Directions →
Copy every line of the following data that includes the string "为全面建设社会主义现代化国家而团结奋斗".

Excerpted records →
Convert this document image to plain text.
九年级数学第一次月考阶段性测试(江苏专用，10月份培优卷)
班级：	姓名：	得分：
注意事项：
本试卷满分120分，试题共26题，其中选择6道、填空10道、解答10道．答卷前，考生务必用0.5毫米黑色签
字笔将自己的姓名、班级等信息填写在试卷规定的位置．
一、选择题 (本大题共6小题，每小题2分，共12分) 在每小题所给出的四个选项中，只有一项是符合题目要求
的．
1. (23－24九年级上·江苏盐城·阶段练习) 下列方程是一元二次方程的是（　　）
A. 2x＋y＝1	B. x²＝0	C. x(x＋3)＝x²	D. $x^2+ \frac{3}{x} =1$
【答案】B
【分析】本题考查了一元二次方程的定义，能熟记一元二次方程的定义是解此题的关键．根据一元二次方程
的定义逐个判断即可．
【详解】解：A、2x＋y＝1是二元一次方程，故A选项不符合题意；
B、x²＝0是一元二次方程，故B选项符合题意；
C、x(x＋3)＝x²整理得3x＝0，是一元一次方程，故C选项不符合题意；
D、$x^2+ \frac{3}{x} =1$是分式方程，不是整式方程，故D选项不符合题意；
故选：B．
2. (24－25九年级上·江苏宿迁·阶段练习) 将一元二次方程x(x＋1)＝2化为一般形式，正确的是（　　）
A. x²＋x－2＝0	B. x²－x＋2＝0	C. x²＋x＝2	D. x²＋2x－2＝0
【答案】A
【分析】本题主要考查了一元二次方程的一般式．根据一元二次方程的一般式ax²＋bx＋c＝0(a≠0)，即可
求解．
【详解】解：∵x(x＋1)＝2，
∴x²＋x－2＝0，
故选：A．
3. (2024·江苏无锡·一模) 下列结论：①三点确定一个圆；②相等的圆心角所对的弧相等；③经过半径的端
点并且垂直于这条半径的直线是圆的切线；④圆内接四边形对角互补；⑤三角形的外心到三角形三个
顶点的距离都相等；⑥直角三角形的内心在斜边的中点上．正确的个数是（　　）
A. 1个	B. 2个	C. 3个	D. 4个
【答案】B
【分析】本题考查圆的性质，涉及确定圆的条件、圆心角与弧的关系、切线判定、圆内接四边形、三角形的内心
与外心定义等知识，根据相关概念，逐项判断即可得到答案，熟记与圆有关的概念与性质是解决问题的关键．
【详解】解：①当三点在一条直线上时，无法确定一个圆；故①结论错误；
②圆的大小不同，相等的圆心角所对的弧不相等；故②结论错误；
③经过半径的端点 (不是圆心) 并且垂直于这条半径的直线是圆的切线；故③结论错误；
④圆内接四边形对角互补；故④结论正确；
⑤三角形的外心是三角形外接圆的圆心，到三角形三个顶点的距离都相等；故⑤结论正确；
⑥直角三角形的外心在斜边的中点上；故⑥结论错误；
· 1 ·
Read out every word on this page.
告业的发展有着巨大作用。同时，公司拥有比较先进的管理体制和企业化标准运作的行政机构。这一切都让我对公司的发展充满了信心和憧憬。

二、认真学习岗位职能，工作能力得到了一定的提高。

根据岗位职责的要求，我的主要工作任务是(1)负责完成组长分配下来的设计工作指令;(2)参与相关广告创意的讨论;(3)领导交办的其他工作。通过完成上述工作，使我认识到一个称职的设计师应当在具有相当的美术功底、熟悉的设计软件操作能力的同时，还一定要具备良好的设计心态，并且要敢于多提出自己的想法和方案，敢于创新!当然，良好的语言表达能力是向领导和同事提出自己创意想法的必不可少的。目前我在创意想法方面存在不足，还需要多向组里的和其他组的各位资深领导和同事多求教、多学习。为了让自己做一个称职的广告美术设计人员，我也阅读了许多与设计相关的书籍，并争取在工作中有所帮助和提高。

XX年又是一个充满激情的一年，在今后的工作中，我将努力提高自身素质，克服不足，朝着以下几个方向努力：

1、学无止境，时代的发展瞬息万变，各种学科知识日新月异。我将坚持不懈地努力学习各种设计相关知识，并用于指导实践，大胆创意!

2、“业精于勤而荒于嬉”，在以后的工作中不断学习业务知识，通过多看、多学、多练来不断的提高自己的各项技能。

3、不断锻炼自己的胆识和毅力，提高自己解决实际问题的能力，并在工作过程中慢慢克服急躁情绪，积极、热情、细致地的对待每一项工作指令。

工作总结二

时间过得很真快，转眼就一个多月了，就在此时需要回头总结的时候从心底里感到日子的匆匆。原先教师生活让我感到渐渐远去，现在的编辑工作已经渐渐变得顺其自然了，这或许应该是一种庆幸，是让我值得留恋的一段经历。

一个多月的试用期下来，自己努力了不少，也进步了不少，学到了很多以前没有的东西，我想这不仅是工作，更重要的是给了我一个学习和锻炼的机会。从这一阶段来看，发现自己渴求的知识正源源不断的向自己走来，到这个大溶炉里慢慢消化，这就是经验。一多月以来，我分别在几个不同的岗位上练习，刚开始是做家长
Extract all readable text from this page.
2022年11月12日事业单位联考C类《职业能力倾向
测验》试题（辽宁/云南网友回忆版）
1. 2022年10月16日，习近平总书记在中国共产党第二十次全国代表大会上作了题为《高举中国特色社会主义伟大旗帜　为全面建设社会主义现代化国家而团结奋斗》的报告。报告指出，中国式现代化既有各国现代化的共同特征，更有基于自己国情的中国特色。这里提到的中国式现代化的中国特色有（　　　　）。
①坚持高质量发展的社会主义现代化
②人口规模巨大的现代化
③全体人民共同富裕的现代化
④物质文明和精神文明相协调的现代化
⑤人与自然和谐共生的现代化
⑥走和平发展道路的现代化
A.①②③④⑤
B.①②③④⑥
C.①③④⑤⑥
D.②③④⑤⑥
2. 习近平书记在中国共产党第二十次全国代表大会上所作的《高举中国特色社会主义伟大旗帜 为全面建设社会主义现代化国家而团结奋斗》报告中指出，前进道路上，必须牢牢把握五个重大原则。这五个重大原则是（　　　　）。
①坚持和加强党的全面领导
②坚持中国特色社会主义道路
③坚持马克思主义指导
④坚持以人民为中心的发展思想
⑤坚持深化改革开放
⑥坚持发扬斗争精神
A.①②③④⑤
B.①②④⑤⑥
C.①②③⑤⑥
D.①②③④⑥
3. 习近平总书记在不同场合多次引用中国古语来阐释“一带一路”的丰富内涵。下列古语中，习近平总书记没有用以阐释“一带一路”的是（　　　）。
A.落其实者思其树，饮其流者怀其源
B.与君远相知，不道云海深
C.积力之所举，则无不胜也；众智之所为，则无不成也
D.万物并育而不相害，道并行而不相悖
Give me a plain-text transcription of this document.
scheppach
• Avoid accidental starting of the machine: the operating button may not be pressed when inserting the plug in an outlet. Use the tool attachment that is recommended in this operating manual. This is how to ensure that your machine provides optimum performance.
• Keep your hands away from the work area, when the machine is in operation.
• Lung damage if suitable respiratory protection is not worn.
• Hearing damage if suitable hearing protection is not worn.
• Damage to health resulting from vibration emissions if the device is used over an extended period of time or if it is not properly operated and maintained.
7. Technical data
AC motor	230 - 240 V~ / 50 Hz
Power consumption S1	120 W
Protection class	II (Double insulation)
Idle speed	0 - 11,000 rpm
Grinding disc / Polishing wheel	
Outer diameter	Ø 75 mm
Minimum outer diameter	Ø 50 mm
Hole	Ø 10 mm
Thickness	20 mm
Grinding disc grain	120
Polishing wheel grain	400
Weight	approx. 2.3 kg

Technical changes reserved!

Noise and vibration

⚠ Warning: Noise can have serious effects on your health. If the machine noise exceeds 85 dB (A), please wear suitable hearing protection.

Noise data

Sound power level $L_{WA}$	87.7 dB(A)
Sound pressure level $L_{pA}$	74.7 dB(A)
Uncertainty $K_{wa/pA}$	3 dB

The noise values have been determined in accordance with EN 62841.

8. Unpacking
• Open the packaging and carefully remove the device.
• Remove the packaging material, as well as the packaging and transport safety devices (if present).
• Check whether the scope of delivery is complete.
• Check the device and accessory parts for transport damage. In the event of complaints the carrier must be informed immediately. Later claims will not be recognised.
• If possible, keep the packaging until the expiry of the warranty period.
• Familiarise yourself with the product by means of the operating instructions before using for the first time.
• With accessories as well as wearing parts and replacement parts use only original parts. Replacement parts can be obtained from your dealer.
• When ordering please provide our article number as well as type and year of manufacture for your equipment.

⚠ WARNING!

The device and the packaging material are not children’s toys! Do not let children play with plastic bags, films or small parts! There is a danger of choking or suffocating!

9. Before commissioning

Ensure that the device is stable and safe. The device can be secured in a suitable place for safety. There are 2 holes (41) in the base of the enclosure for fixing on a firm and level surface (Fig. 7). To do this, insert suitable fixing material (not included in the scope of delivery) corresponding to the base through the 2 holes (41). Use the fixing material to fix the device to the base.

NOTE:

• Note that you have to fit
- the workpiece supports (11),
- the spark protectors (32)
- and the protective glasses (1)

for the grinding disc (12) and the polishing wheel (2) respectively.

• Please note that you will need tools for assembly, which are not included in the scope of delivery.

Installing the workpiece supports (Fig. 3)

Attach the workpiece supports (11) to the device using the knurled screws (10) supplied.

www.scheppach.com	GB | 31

Task answer →
1. 2022年10月16日，习近平总书记在中国共产党第二十次全国代表大会上作了题为《高举中国特色社会主义伟大旗帜　为全面建设社会主义现代化国家而团结奋斗》的报告。报告指出，中国式现代化既有各国现代化的共同特征，更有基于自己国情的中国特色。这里提到的中国式现代化的中国特色有（　　　　）。
2. 习近平书记在中国共产党第二十次全国代表大会上所作的《高举中国特色社会主义伟大旗帜 为全面建设社会主义现代化国家而团结奋斗》报告中指出，前进道路上，必须牢牢把握五个重大原则。这五个重大原则是（　　　　）。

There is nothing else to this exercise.